Aim:
Starting with the first of the rows below and ending with the line that contains "data-labels: Волевая регуляция;10;0,8", rewrite those lines, replacing "trendline" with "trend-line" and leaving everything else unchanged.

Records for the task:
* Start *
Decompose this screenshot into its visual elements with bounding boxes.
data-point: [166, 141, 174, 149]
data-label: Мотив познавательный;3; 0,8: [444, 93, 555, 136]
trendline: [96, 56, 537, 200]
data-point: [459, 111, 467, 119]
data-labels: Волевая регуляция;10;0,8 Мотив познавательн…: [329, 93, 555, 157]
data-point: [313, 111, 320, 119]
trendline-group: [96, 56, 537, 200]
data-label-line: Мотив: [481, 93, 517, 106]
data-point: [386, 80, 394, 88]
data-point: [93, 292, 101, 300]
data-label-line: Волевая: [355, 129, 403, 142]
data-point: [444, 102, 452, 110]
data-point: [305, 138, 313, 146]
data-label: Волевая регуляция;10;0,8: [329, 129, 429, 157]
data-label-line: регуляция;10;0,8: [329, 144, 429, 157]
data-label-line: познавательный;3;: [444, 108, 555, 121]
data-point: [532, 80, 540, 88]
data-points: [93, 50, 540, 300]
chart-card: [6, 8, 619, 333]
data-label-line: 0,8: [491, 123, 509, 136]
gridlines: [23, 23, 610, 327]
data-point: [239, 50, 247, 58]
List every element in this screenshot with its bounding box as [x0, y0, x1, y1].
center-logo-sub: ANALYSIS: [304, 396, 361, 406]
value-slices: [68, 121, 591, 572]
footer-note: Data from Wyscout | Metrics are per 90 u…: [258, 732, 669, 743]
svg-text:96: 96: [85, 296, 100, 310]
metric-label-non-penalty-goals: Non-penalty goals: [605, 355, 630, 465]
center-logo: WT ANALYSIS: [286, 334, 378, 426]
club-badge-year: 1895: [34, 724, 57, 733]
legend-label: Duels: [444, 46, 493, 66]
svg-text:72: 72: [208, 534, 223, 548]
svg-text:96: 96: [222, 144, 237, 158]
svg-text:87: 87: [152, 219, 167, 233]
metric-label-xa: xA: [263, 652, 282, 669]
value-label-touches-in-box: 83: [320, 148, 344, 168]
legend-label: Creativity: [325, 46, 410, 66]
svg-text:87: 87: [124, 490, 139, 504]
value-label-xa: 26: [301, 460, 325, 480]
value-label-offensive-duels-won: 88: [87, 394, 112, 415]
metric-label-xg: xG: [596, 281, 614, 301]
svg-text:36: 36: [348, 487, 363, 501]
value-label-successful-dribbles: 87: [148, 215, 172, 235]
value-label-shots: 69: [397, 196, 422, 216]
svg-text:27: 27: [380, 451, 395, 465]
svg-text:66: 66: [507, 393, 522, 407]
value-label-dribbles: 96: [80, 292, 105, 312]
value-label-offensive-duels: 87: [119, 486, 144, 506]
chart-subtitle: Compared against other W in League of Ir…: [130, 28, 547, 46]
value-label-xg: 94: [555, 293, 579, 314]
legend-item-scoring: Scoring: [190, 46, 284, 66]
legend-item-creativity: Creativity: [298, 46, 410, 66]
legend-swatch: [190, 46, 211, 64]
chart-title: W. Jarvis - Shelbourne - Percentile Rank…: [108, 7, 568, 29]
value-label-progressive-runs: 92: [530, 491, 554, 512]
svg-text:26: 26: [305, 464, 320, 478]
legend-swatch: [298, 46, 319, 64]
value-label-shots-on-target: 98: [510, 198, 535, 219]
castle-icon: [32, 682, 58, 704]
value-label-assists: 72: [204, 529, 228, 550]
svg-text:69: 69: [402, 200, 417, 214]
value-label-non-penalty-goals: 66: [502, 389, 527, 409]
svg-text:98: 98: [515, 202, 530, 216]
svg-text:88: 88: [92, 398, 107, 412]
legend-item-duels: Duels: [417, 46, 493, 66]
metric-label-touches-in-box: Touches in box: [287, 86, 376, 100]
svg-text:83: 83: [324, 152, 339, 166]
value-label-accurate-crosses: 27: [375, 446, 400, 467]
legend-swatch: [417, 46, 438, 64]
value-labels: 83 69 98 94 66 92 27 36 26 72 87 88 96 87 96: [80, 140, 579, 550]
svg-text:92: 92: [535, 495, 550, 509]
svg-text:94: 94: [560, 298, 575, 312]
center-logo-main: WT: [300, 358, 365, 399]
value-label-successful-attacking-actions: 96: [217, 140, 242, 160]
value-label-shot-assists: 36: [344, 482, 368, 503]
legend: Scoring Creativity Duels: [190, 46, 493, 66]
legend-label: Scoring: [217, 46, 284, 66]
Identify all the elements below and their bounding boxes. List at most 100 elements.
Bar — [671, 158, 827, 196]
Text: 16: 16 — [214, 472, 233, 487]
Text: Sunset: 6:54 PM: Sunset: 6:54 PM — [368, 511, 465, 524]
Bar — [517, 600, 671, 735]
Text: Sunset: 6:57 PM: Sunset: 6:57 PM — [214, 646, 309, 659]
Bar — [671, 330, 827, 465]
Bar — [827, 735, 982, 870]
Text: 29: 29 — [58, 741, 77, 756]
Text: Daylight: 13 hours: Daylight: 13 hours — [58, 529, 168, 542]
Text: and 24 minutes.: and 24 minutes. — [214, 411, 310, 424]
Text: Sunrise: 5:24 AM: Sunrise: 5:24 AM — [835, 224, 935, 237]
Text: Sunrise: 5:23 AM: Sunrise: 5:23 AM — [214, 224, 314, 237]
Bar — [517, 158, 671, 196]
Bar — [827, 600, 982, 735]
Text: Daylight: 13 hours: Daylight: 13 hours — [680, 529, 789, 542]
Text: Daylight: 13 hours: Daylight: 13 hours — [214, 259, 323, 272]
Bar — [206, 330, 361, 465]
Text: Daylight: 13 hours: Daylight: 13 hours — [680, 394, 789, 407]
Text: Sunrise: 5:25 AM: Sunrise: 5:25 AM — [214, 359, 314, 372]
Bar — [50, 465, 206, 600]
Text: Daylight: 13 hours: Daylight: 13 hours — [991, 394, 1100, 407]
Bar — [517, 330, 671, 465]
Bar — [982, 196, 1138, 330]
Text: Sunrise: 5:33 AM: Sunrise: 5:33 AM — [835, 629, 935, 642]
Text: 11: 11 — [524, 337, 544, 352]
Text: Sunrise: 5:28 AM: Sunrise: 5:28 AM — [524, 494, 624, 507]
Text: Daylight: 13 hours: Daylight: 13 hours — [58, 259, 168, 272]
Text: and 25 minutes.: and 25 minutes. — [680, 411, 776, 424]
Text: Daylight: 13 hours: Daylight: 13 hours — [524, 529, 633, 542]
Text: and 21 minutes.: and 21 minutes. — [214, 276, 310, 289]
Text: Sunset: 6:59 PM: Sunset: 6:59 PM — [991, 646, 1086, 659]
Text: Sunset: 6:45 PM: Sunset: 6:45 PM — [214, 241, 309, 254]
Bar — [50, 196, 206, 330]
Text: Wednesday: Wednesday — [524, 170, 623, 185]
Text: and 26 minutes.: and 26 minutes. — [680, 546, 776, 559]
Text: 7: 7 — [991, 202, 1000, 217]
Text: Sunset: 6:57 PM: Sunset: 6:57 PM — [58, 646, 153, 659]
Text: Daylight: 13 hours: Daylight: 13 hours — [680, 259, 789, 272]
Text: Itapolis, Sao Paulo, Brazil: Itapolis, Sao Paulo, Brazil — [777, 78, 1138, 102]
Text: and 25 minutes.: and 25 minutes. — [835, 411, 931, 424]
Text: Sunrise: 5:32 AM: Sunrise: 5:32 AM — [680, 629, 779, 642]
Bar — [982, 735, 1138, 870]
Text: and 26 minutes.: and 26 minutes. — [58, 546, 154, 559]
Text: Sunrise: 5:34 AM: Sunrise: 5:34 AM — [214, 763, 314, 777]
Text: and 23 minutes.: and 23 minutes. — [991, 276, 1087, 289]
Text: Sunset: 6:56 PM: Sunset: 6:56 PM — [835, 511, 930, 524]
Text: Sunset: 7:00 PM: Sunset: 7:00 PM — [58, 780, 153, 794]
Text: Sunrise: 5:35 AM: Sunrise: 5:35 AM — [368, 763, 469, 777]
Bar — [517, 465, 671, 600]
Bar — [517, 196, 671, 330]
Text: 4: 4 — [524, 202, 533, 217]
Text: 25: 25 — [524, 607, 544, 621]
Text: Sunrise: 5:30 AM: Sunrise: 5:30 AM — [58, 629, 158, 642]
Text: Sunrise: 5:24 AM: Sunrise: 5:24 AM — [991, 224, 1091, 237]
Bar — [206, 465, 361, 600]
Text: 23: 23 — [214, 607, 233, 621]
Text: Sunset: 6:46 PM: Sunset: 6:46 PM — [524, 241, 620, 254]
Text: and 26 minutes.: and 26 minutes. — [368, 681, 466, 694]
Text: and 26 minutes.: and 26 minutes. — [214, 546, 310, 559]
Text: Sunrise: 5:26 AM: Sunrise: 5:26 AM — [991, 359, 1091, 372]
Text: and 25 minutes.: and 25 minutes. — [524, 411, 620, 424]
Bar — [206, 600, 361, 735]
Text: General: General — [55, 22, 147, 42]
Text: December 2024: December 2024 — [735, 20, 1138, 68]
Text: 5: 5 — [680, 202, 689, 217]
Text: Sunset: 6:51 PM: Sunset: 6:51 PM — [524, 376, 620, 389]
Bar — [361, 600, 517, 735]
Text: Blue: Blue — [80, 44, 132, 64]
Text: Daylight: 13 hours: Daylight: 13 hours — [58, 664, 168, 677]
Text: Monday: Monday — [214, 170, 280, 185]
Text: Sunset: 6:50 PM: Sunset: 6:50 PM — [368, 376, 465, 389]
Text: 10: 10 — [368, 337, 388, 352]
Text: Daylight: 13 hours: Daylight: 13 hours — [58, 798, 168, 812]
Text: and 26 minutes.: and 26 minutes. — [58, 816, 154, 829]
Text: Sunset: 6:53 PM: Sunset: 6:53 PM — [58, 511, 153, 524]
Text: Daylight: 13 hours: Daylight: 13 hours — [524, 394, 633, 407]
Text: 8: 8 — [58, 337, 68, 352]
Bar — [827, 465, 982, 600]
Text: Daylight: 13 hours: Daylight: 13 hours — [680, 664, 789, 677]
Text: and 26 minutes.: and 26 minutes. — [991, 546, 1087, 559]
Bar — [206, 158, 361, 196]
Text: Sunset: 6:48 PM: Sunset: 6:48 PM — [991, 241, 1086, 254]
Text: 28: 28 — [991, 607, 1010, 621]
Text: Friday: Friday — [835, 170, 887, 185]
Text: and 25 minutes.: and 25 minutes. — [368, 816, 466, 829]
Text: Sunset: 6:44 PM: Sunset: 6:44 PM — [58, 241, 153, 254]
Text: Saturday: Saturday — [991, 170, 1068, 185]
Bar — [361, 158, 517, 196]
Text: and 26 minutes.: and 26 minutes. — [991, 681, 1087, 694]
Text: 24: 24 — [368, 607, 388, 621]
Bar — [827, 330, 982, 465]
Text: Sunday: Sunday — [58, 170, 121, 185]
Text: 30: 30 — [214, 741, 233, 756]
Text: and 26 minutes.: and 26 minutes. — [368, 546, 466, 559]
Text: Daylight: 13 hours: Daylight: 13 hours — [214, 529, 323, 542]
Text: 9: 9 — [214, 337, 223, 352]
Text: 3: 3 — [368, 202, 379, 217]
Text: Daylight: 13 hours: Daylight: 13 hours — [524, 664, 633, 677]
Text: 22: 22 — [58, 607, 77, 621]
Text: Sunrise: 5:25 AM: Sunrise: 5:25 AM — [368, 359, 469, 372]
* End *
Solution for this problem:
Decompose this screenshot into its visual elements with bounding boxes.
data-point: [166, 141, 174, 149]
data-label: Мотив познавательный;3; 0,8: [444, 93, 555, 136]
trend-line: [96, 56, 537, 200]
data-point: [459, 111, 467, 119]
data-labels: Волевая регуляция;10;0,8 Мотив познавательн…: [329, 93, 555, 157]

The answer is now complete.